DATA ENTRIES:
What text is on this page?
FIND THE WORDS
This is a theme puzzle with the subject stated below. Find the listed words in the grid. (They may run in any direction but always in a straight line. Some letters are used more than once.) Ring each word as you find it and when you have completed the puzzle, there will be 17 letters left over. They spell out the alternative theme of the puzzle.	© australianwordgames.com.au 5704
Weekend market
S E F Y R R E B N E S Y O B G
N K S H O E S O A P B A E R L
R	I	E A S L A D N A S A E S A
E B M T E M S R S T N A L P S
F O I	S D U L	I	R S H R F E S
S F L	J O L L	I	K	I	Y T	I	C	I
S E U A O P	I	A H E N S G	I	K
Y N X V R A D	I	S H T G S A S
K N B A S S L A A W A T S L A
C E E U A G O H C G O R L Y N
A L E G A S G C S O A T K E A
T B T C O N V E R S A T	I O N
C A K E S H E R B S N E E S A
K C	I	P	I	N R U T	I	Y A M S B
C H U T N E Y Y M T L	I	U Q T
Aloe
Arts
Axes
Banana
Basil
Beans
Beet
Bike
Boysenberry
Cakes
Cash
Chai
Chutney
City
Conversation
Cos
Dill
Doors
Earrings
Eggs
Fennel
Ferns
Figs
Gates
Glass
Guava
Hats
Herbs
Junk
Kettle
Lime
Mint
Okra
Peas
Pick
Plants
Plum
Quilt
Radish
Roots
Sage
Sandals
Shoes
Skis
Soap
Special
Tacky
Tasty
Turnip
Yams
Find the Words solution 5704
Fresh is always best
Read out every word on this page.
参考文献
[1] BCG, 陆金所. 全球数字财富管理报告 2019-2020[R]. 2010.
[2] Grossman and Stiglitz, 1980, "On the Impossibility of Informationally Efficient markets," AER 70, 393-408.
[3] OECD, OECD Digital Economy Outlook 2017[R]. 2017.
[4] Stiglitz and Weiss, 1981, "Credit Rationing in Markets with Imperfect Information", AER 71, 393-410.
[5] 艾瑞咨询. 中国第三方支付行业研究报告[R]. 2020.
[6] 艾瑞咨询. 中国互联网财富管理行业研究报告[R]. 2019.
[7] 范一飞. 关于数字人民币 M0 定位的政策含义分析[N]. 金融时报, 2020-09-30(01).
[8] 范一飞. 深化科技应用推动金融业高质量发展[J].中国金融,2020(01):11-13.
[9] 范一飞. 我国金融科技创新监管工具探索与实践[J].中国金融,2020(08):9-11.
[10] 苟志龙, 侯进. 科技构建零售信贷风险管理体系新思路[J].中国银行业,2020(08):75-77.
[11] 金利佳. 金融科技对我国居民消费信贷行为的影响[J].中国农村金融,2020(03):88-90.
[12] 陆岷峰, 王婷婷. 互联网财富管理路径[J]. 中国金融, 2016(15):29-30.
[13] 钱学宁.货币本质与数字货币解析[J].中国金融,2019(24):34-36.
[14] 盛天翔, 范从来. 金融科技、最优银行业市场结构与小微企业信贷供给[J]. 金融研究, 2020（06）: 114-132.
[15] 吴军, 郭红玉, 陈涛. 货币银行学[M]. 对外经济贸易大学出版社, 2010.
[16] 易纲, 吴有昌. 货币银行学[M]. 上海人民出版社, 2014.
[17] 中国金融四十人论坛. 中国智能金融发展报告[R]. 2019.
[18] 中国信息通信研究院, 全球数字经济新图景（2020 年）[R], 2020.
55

PROBLEM STATEMENT: Pull out all lines from the entries above that include the word "艾瑞咨询".

SOLUTION:
[5] 艾瑞咨询. 中国第三方支付行业研究报告[R]. 2020.
[6] 艾瑞咨询. 中国互联网财富管理行业研究报告[R]. 2019.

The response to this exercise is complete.